- Extracted material -
========
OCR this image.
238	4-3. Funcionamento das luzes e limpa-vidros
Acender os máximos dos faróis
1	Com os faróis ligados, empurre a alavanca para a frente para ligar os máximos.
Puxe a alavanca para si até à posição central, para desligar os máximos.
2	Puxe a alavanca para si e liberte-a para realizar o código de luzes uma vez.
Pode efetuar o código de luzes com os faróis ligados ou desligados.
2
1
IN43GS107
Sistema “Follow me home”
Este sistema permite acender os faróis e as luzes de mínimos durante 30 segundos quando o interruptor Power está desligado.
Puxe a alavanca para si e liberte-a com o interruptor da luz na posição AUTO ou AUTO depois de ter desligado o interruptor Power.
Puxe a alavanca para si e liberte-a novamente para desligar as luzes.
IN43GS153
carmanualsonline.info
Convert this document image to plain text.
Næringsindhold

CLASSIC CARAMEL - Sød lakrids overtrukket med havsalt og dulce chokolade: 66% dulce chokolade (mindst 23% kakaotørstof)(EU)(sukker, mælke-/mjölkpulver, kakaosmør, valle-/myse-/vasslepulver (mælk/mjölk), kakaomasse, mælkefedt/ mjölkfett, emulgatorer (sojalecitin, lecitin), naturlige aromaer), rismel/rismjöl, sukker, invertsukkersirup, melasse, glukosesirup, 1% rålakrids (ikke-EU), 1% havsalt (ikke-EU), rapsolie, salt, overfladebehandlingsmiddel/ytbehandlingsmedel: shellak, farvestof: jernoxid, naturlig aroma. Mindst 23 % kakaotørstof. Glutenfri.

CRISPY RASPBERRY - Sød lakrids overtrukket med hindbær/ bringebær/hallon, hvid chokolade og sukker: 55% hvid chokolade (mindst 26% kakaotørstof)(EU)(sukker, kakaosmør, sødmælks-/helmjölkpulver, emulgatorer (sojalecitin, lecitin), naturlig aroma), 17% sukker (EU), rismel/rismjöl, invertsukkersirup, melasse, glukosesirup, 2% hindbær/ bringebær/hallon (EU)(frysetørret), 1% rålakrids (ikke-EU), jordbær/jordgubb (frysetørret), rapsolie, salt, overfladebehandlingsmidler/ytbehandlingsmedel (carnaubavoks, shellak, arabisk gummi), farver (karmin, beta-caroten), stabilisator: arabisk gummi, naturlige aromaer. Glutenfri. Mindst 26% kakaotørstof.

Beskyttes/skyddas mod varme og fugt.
========
- What is being asked -
Word for word, write out the data.

- Solution for this exercise -
OCR this image.
238	4-3. Funcionamento das luzes e limpa-vidros
Acender os máximos dos faróis
1	Com os faróis ligados, empurre a alavanca para a frente para ligar os máximos.
Puxe a alavanca para si até à posição central, para desligar os máximos.
2	Puxe a alavanca para si e liberte-a para realizar o código de luzes uma vez.
Pode efetuar o código de luzes com os faróis ligados ou desligados.
2
1
IN43GS107
Sistema “Follow me home”
Este sistema permite acender os faróis e as luzes de mínimos durante 30 segundos quando o interruptor Power está desligado.
Puxe a alavanca para si e liberte-a com o interruptor da luz na posição AUTO ou AUTO depois de ter desligado o interruptor Power.
Puxe a alavanca para si e liberte-a novamente para desligar as luzes.
IN43GS153
carmanualsonline.info
Convert this document image to plain text.
Næringsindhold

CLASSIC CARAMEL - Sød lakrids overtrukket med havsalt og dulce chokolade: 66% dulce chokolade (mindst 23% kakaotørstof)(EU)(sukker, mælke-/mjölkpulver, kakaosmør, valle-/myse-/vasslepulver (mælk/mjölk), kakaomasse, mælkefedt/ mjölkfett, emulgatorer (sojalecitin, lecitin), naturlige aromaer), rismel/rismjöl, sukker, invertsukkersirup, melasse, glukosesirup, 1% rålakrids (ikke-EU), 1% havsalt (ikke-EU), rapsolie, salt, overfladebehandlingsmiddel/ytbehandlingsmedel: shellak, farvestof: jernoxid, naturlig aroma. Mindst 23 % kakaotørstof. Glutenfri.

CRISPY RASPBERRY - Sød lakrids overtrukket med hindbær/ bringebær/hallon, hvid chokolade og sukker: 55% hvid chokolade (mindst 26% kakaotørstof)(EU)(sukker, kakaosmør, sødmælks-/helmjölkpulver, emulgatorer (sojalecitin, lecitin), naturlig aroma), 17% sukker (EU), rismel/rismjöl, invertsukkersirup, melasse, glukosesirup, 2% hindbær/ bringebær/hallon (EU)(frysetørret), 1% rålakrids (ikke-EU), jordbær/jordgubb (frysetørret), rapsolie, salt, overfladebehandlingsmidler/ytbehandlingsmedel (carnaubavoks, shellak, arabisk gummi), farver (karmin, beta-caroten), stabilisator: arabisk gummi, naturlige aromaer. Glutenfri. Mindst 26% kakaotørstof.

Beskyttes/skyddas mod varme og fugt.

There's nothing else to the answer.